Data for this exercise >>
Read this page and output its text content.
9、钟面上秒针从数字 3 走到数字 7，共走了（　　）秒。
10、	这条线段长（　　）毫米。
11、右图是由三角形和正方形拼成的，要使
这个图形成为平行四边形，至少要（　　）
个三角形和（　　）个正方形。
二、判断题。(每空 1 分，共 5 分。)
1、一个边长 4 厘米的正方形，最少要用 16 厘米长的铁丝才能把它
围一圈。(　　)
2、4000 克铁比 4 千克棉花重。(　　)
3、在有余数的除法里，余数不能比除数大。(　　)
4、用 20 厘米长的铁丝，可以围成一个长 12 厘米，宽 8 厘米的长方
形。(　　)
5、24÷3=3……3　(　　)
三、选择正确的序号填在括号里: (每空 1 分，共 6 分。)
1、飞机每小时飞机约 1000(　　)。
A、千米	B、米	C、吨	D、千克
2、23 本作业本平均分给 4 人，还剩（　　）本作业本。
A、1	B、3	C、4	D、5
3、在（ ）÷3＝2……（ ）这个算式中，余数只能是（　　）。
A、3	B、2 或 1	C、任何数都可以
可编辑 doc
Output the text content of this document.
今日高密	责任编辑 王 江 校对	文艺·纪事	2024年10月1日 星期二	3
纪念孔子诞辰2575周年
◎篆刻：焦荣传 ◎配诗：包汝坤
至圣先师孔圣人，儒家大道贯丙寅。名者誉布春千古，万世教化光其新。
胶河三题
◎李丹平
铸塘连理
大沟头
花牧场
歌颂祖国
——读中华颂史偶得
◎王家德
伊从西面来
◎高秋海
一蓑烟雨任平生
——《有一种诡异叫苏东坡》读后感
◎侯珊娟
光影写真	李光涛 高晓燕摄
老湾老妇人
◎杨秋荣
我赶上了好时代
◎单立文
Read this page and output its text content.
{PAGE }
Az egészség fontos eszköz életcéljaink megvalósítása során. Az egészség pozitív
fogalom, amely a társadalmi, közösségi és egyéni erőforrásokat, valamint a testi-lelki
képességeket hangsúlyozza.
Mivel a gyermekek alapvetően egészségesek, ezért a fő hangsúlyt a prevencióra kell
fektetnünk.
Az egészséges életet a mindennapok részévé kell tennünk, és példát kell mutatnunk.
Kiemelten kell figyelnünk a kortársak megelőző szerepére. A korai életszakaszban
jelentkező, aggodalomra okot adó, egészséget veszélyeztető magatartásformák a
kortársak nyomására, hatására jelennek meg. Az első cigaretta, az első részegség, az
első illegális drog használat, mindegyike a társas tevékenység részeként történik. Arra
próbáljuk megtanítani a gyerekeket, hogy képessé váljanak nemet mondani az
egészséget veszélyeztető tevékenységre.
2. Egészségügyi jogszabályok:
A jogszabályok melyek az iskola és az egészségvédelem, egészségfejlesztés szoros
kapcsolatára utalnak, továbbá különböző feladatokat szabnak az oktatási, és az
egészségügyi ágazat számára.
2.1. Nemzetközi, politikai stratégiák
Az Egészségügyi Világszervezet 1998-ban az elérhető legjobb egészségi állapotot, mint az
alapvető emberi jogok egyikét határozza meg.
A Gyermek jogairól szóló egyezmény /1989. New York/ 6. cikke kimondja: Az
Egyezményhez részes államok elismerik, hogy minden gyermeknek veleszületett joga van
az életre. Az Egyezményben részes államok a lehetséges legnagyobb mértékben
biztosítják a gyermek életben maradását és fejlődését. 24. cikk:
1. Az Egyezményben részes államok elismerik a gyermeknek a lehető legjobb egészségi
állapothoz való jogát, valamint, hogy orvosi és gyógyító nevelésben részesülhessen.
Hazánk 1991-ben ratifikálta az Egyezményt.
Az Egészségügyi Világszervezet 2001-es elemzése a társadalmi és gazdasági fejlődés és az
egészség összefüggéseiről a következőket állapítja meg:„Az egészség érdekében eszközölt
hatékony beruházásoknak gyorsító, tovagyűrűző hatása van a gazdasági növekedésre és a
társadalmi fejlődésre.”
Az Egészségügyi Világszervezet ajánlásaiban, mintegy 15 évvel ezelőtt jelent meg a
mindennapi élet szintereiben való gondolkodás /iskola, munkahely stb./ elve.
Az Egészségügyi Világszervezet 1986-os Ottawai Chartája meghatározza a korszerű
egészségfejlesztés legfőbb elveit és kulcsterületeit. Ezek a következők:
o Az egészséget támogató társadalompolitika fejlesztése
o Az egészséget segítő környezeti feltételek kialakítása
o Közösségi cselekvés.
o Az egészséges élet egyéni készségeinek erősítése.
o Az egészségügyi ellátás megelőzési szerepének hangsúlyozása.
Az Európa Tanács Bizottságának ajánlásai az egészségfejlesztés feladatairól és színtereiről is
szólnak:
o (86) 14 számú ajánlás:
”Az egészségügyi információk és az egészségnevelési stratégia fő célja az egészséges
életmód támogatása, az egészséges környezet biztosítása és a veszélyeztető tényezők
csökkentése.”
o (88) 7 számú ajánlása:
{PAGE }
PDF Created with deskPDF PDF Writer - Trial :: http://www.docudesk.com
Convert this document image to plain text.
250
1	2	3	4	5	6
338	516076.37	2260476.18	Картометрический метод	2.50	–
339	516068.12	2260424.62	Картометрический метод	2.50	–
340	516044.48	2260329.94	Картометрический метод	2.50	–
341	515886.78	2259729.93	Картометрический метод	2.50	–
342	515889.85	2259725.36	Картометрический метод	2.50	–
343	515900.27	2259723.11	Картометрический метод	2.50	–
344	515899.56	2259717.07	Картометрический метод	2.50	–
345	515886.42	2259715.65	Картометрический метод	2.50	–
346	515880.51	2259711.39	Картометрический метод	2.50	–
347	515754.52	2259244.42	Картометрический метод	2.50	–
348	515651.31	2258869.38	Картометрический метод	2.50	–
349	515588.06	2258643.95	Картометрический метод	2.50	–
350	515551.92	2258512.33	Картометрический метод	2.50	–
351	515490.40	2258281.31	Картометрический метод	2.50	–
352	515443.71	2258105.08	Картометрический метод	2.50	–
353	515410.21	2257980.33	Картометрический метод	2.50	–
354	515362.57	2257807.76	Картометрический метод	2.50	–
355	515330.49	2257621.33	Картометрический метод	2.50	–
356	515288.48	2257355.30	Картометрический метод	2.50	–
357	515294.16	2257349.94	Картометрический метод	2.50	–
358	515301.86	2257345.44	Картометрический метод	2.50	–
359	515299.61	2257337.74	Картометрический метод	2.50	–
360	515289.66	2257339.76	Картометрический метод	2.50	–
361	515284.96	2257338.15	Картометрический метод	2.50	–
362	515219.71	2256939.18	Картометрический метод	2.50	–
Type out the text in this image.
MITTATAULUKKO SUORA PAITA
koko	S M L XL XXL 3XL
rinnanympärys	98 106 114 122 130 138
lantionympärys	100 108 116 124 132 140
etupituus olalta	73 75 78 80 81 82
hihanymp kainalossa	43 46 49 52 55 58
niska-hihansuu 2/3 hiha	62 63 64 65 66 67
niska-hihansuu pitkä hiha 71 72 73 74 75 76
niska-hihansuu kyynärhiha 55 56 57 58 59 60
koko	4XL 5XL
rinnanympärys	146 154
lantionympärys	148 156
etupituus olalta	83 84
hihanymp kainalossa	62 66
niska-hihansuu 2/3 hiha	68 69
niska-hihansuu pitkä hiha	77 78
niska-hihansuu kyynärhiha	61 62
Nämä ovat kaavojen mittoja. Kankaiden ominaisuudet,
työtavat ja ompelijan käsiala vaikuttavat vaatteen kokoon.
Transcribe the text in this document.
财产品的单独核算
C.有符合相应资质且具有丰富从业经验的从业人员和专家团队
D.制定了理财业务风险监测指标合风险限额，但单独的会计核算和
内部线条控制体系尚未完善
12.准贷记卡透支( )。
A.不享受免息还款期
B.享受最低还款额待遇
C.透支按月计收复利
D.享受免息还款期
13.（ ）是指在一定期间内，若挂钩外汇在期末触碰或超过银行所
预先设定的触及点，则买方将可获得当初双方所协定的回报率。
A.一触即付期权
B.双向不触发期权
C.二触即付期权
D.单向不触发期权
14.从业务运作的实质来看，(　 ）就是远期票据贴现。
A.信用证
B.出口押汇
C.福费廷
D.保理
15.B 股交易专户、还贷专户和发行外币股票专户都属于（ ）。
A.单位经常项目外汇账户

Task to carry out >>
Search the lines above for the string "etupituus" and copy each line that has it.

Solution for this task >>
etupituus olalta	73 75 78 80 81 82
etupituus olalta	83 84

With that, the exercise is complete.